Each entry must be reproduced precisely as it stands.

--- Begin DATA ---

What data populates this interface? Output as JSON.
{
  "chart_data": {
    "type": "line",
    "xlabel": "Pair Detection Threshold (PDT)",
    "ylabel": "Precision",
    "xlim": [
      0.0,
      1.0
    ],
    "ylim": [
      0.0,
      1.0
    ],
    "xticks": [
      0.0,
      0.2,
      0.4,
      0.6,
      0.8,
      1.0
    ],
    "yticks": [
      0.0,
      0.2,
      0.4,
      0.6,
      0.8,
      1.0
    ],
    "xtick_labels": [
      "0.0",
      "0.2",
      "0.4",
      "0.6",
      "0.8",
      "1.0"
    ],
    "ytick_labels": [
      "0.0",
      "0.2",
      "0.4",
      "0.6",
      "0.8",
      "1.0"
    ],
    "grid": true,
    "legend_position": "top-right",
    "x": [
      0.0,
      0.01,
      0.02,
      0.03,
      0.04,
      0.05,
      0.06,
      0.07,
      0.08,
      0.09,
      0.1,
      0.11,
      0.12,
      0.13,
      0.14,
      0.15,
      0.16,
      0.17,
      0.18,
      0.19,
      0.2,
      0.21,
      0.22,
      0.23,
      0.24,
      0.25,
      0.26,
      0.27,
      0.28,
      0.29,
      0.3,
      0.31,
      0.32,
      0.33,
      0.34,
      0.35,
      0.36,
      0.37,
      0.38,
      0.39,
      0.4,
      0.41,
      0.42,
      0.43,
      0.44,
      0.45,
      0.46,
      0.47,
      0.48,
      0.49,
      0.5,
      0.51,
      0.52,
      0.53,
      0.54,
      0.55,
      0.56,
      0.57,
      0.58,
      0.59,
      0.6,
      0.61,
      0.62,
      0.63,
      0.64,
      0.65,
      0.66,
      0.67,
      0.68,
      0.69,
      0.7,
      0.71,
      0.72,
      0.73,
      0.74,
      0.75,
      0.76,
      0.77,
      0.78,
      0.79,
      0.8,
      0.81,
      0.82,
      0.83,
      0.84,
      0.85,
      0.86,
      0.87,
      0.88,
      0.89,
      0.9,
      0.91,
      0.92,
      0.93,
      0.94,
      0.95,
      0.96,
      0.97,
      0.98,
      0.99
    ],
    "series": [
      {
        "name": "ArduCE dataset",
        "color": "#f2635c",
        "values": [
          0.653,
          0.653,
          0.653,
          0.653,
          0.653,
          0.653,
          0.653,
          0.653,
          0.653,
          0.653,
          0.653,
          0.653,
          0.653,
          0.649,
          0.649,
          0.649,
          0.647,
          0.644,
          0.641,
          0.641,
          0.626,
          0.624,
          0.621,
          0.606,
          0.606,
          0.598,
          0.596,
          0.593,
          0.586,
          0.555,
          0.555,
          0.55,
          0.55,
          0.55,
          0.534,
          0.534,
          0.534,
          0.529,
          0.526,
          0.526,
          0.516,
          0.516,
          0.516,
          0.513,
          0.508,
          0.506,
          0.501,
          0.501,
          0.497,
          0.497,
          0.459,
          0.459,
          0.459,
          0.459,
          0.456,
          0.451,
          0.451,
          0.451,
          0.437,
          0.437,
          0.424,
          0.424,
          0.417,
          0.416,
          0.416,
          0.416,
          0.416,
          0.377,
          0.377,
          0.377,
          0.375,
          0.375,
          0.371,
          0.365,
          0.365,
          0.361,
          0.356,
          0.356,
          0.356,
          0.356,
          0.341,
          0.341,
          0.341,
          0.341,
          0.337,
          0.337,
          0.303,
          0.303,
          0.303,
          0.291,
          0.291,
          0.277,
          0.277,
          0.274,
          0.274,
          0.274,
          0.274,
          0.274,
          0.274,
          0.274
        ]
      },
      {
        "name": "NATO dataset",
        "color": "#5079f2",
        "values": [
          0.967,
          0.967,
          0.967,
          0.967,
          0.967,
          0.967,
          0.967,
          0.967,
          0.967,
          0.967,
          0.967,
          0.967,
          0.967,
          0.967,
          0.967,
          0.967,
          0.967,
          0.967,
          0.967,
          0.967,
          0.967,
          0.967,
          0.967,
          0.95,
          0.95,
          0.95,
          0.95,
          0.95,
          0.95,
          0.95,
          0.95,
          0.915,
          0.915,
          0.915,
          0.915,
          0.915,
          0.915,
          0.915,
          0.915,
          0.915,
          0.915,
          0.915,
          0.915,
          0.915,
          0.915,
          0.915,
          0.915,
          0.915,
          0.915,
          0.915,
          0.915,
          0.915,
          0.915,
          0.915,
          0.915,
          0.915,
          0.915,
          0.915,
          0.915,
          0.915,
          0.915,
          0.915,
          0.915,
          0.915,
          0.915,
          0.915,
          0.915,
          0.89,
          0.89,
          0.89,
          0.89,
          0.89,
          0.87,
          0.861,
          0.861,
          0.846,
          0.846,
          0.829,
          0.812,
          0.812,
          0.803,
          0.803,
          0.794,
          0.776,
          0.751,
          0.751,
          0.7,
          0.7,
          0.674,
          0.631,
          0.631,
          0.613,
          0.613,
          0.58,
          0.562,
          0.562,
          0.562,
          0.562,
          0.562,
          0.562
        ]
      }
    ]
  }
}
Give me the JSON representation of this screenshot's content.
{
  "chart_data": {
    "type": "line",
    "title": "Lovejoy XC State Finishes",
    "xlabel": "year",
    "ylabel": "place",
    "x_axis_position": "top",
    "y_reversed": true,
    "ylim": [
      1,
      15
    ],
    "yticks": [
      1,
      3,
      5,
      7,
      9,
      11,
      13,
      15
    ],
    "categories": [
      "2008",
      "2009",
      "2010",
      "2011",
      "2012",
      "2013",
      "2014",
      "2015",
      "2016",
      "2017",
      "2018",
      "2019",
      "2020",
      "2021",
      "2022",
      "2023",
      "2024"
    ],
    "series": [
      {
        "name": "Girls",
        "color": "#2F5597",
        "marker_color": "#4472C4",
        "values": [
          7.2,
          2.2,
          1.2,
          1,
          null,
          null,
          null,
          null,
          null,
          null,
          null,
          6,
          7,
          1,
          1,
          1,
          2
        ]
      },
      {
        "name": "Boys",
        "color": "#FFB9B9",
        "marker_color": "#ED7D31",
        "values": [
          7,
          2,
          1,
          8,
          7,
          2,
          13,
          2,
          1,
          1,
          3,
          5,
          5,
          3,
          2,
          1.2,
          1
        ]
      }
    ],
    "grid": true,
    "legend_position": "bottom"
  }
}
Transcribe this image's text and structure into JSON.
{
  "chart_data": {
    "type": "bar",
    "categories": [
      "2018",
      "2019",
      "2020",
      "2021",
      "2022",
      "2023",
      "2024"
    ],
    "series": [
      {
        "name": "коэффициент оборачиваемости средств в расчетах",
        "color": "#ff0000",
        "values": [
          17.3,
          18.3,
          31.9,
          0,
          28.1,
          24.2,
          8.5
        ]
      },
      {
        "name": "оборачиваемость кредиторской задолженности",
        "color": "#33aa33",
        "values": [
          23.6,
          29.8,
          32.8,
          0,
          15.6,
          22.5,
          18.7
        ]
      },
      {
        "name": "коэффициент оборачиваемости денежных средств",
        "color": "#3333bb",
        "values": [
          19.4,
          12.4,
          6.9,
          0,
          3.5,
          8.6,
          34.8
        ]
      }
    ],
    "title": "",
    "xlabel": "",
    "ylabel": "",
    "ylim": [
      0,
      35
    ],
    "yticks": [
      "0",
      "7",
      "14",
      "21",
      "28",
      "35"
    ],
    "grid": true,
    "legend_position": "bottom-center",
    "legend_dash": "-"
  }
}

--- End DATA ---

--- COMPLETE ANSWER ---
What data populates this interface? Output as JSON.
{
  "chart_data": {
    "type": "line",
    "xlabel": "Pair Detection Threshold (PDT)",
    "ylabel": "Precision",
    "xlim": [
      0.0,
      1.0
    ],
    "ylim": [
      0.0,
      1.0
    ],
    "xticks": [
      0.0,
      0.2,
      0.4,
      0.6,
      0.8,
      1.0
    ],
    "yticks": [
      0.0,
      0.2,
      0.4,
      0.6,
      0.8,
      1.0
    ],
    "xtick_labels": [
      "0.0",
      "0.2",
      "0.4",
      "0.6",
      "0.8",
      "1.0"
    ],
    "ytick_labels": [
      "0.0",
      "0.2",
      "0.4",
      "0.6",
      "0.8",
      "1.0"
    ],
    "grid": true,
    "legend_position": "top-right",
    "x": [
      0.0,
      0.01,
      0.02,
      0.03,
      0.04,
      0.05,
      0.06,
      0.07,
      0.08,
      0.09,
      0.1,
      0.11,
      0.12,
      0.13,
      0.14,
      0.15,
      0.16,
      0.17,
      0.18,
      0.19,
      0.2,
      0.21,
      0.22,
      0.23,
      0.24,
      0.25,
      0.26,
      0.27,
      0.28,
      0.29,
      0.3,
      0.31,
      0.32,
      0.33,
      0.34,
      0.35,
      0.36,
      0.37,
      0.38,
      0.39,
      0.4,
      0.41,
      0.42,
      0.43,
      0.44,
      0.45,
      0.46,
      0.47,
      0.48,
      0.49,
      0.5,
      0.51,
      0.52,
      0.53,
      0.54,
      0.55,
      0.56,
      0.57,
      0.58,
      0.59,
      0.6,
      0.61,
      0.62,
      0.63,
      0.64,
      0.65,
      0.66,
      0.67,
      0.68,
      0.69,
      0.7,
      0.71,
      0.72,
      0.73,
      0.74,
      0.75,
      0.76,
      0.77,
      0.78,
      0.79,
      0.8,
      0.81,
      0.82,
      0.83,
      0.84,
      0.85,
      0.86,
      0.87,
      0.88,
      0.89,
      0.9,
      0.91,
      0.92,
      0.93,
      0.94,
      0.95,
      0.96,
      0.97,
      0.98,
      0.99
    ],
    "series": [
      {
        "name": "ArduCE dataset",
        "color": "#f2635c",
        "values": [
          0.653,
          0.653,
          0.653,
          0.653,
          0.653,
          0.653,
          0.653,
          0.653,
          0.653,
          0.653,
          0.653,
          0.653,
          0.653,
          0.649,
          0.649,
          0.649,
          0.647,
          0.644,
          0.641,
          0.641,
          0.626,
          0.624,
          0.621,
          0.606,
          0.606,
          0.598,
          0.596,
          0.593,
          0.586,
          0.555,
          0.555,
          0.55,
          0.55,
          0.55,
          0.534,
          0.534,
          0.534,
          0.529,
          0.526,
          0.526,
          0.516,
          0.516,
          0.516,
          0.513,
          0.508,
          0.506,
          0.501,
          0.501,
          0.497,
          0.497,
          0.459,
          0.459,
          0.459,
          0.459,
          0.456,
          0.451,
          0.451,
          0.451,
          0.437,
          0.437,
          0.424,
          0.424,
          0.417,
          0.416,
          0.416,
          0.416,
          0.416,
          0.377,
          0.377,
          0.377,
          0.375,
          0.375,
          0.371,
          0.365,
          0.365,
          0.361,
          0.356,
          0.356,
          0.356,
          0.356,
          0.341,
          0.341,
          0.341,
          0.341,
          0.337,
          0.337,
          0.303,
          0.303,
          0.303,
          0.291,
          0.291,
          0.277,
          0.277,
          0.274,
          0.274,
          0.274,
          0.274,
          0.274,
          0.274,
          0.274
        ]
      },
      {
        "name": "NATO dataset",
        "color": "#5079f2",
        "values": [
          0.967,
          0.967,
          0.967,
          0.967,
          0.967,
          0.967,
          0.967,
          0.967,
          0.967,
          0.967,
          0.967,
          0.967,
          0.967,
          0.967,
          0.967,
          0.967,
          0.967,
          0.967,
          0.967,
          0.967,
          0.967,
          0.967,
          0.967,
          0.95,
          0.95,
          0.95,
          0.95,
          0.95,
          0.95,
          0.95,
          0.95,
          0.915,
          0.915,
          0.915,
          0.915,
          0.915,
          0.915,
          0.915,
          0.915,
          0.915,
          0.915,
          0.915,
          0.915,
          0.915,
          0.915,
          0.915,
          0.915,
          0.915,
          0.915,
          0.915,
          0.915,
          0.915,
          0.915,
          0.915,
          0.915,
          0.915,
          0.915,
          0.915,
          0.915,
          0.915,
          0.915,
          0.915,
          0.915,
          0.915,
          0.915,
          0.915,
          0.915,
          0.89,
          0.89,
          0.89,
          0.89,
          0.89,
          0.87,
          0.861,
          0.861,
          0.846,
          0.846,
          0.829,
          0.812,
          0.812,
          0.803,
          0.803,
          0.794,
          0.776,
          0.751,
          0.751,
          0.7,
          0.7,
          0.674,
          0.631,
          0.631,
          0.613,
          0.613,
          0.58,
          0.562,
          0.562,
          0.562,
          0.562,
          0.562,
          0.562
        ]
      }
    ]
  }
}
Give me the JSON representation of this screenshot's content.
{
  "chart_data": {
    "type": "line",
    "title": "Lovejoy XC State Finishes",
    "xlabel": "year",
    "ylabel": "place",
    "x_axis_position": "top",
    "y_reversed": true,
    "ylim": [
      1,
      15
    ],
    "yticks": [
      1,
      3,
      5,
      7,
      9,
      11,
      13,
      15
    ],
    "categories": [
      "2008",
      "2009",
      "2010",
      "2011",
      "2012",
      "2013",
      "2014",
      "2015",
      "2016",
      "2017",
      "2018",
      "2019",
      "2020",
      "2021",
      "2022",
      "2023",
      "2024"
    ],
    "series": [
      {
        "name": "Girls",
        "color": "#2F5597",
        "marker_color": "#4472C4",
        "values": [
          7.2,
          2.2,
          1.2,
          1,
          null,
          null,
          null,
          null,
          null,
          null,
          null,
          6,
          7,
          1,
          1,
          1,
          2
        ]
      },
      {
        "name": "Boys",
        "color": "#FFB9B9",
        "marker_color": "#ED7D31",
        "values": [
          7,
          2,
          1,
          8,
          7,
          2,
          13,
          2,
          1,
          1,
          3,
          5,
          5,
          3,
          2,
          1.2,
          1
        ]
      }
    ],
    "grid": true,
    "legend_position": "bottom"
  }
}
Transcribe this image's text and structure into JSON.
{
  "chart_data": {
    "type": "bar",
    "categories": [
      "2018",
      "2019",
      "2020",
      "2021",
      "2022",
      "2023",
      "2024"
    ],
    "series": [
      {
        "name": "коэффициент оборачиваемости средств в расчетах",
        "color": "#ff0000",
        "values": [
          17.3,
          18.3,
          31.9,
          0,
          28.1,
          24.2,
          8.5
        ]
      },
      {
        "name": "оборачиваемость кредиторской задолженности",
        "color": "#33aa33",
        "values": [
          23.6,
          29.8,
          32.8,
          0,
          15.6,
          22.5,
          18.7
        ]
      },
      {
        "name": "коэффициент оборачиваемости денежных средств",
        "color": "#3333bb",
        "values": [
          19.4,
          12.4,
          6.9,
          0,
          3.5,
          8.6,
          34.8
        ]
      }
    ],
    "title": "",
    "xlabel": "",
    "ylabel": "",
    "ylim": [
      0,
      35
    ],
    "yticks": [
      "0",
      "7",
      "14",
      "21",
      "28",
      "35"
    ],
    "grid": true,
    "legend_position": "bottom-center",
    "legend_dash": "-"
  }
}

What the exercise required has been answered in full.